Copy every record word for word.

· · · ·

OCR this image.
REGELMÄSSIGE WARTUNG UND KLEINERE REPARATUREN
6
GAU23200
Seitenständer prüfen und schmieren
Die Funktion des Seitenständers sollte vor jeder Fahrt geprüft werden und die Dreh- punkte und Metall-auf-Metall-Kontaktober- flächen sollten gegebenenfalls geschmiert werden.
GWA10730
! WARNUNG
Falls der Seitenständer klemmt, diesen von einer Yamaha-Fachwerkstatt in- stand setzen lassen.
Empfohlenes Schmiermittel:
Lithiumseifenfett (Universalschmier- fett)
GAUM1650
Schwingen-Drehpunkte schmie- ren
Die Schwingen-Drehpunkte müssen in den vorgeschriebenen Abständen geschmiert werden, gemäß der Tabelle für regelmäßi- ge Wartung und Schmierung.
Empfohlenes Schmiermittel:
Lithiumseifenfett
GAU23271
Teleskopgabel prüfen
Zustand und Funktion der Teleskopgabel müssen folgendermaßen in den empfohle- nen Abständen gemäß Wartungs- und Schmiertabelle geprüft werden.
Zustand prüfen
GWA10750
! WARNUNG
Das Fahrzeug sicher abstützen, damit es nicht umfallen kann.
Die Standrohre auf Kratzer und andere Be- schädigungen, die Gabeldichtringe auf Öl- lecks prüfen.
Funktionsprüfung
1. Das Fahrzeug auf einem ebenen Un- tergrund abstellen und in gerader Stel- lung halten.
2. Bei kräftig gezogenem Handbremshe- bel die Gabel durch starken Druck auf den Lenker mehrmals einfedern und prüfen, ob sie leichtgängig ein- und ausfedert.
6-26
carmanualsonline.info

· · · ·

# Finished answer
OCR this image.
REGELMÄSSIGE WARTUNG UND KLEINERE REPARATUREN
6
GAU23200
Seitenständer prüfen und schmieren
Die Funktion des Seitenständers sollte vor jeder Fahrt geprüft werden und die Dreh- punkte und Metall-auf-Metall-Kontaktober- flächen sollten gegebenenfalls geschmiert werden.
GWA10730
! WARNUNG
Falls der Seitenständer klemmt, diesen von einer Yamaha-Fachwerkstatt in- stand setzen lassen.
Empfohlenes Schmiermittel:
Lithiumseifenfett (Universalschmier- fett)
GAUM1650
Schwingen-Drehpunkte schmie- ren
Die Schwingen-Drehpunkte müssen in den vorgeschriebenen Abständen geschmiert werden, gemäß der Tabelle für regelmäßi- ge Wartung und Schmierung.
Empfohlenes Schmiermittel:
Lithiumseifenfett
GAU23271
Teleskopgabel prüfen
Zustand und Funktion der Teleskopgabel müssen folgendermaßen in den empfohle- nen Abständen gemäß Wartungs- und Schmiertabelle geprüft werden.
Zustand prüfen
GWA10750
! WARNUNG
Das Fahrzeug sicher abstützen, damit es nicht umfallen kann.
Die Standrohre auf Kratzer und andere Be- schädigungen, die Gabeldichtringe auf Öl- lecks prüfen.
Funktionsprüfung
1. Das Fahrzeug auf einem ebenen Un- tergrund abstellen und in gerader Stel- lung halten.
2. Bei kräftig gezogenem Handbremshe- bel die Gabel durch starken Druck auf den Lenker mehrmals einfedern und prüfen, ob sie leichtgängig ein- und ausfedert.
6-26
carmanualsonline.info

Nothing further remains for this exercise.